» **WORK TO DO**
Tally the lines below that contain the word "районов", and give only that number.

↓

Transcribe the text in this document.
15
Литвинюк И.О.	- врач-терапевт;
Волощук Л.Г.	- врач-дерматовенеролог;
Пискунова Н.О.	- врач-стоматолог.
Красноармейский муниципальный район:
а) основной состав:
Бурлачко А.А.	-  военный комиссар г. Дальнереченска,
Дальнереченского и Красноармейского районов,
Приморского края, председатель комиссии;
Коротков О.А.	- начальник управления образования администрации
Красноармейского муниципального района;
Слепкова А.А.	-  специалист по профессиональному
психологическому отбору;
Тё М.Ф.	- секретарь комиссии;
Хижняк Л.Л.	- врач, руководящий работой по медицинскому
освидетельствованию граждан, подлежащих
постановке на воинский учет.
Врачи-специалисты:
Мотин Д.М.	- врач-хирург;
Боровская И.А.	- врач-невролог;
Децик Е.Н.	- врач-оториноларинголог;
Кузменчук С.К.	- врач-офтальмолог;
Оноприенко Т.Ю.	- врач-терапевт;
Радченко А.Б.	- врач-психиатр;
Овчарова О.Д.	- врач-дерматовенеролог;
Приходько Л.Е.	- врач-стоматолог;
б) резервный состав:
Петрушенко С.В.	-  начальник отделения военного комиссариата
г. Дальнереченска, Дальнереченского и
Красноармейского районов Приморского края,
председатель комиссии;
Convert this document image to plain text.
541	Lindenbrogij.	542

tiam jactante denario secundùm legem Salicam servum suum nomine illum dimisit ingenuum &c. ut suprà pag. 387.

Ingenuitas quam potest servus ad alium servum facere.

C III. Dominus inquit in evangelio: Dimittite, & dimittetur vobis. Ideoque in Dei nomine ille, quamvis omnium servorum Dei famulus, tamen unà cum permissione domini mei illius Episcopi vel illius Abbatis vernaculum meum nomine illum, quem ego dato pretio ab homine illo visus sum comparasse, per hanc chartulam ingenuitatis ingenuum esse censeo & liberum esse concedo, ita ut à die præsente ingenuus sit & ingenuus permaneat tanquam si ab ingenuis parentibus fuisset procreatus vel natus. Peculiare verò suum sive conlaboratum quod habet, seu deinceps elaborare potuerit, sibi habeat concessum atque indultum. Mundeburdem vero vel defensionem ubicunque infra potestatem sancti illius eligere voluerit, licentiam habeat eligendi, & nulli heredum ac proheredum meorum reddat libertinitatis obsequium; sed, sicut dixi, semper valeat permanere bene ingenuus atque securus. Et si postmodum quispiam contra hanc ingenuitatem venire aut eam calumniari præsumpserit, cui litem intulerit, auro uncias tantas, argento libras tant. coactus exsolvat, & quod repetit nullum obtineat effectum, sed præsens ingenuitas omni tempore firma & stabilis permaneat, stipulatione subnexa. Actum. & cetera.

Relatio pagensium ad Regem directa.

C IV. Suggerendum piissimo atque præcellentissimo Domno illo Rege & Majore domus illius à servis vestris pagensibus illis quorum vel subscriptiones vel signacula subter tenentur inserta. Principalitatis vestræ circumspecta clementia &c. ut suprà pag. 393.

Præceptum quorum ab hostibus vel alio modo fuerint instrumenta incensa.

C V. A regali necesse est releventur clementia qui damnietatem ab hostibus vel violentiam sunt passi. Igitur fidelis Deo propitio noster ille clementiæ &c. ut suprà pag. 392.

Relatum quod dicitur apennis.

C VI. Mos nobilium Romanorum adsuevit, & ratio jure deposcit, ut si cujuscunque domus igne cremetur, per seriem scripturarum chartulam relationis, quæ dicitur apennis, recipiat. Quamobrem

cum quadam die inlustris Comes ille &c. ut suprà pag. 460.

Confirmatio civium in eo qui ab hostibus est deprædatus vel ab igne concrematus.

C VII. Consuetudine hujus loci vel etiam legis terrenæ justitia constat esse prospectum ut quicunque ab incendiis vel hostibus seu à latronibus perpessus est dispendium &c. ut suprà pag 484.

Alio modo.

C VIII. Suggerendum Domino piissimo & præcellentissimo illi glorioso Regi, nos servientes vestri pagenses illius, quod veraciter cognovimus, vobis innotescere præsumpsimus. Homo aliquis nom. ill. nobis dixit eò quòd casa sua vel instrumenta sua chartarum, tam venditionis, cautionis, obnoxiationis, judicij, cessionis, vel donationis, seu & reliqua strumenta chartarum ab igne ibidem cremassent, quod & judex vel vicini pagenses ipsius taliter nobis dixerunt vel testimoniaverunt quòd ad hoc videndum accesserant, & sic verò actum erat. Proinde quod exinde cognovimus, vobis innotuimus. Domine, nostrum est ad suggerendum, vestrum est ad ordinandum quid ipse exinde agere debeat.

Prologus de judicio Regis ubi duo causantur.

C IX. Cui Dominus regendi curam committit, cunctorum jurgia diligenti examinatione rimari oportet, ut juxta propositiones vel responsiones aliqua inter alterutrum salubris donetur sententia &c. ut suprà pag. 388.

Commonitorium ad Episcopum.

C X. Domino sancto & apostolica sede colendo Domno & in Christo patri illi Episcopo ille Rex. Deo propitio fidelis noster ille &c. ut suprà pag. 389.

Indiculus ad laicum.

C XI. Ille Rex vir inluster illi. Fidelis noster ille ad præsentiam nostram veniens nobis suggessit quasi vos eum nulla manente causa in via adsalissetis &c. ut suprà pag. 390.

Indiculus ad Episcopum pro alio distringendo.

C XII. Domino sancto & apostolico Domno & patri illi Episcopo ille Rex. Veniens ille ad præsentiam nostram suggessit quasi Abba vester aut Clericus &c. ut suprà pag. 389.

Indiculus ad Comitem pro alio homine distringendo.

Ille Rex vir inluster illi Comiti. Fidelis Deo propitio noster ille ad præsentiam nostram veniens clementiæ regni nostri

↑

» **ANSWER TO THE PROBLEM**
2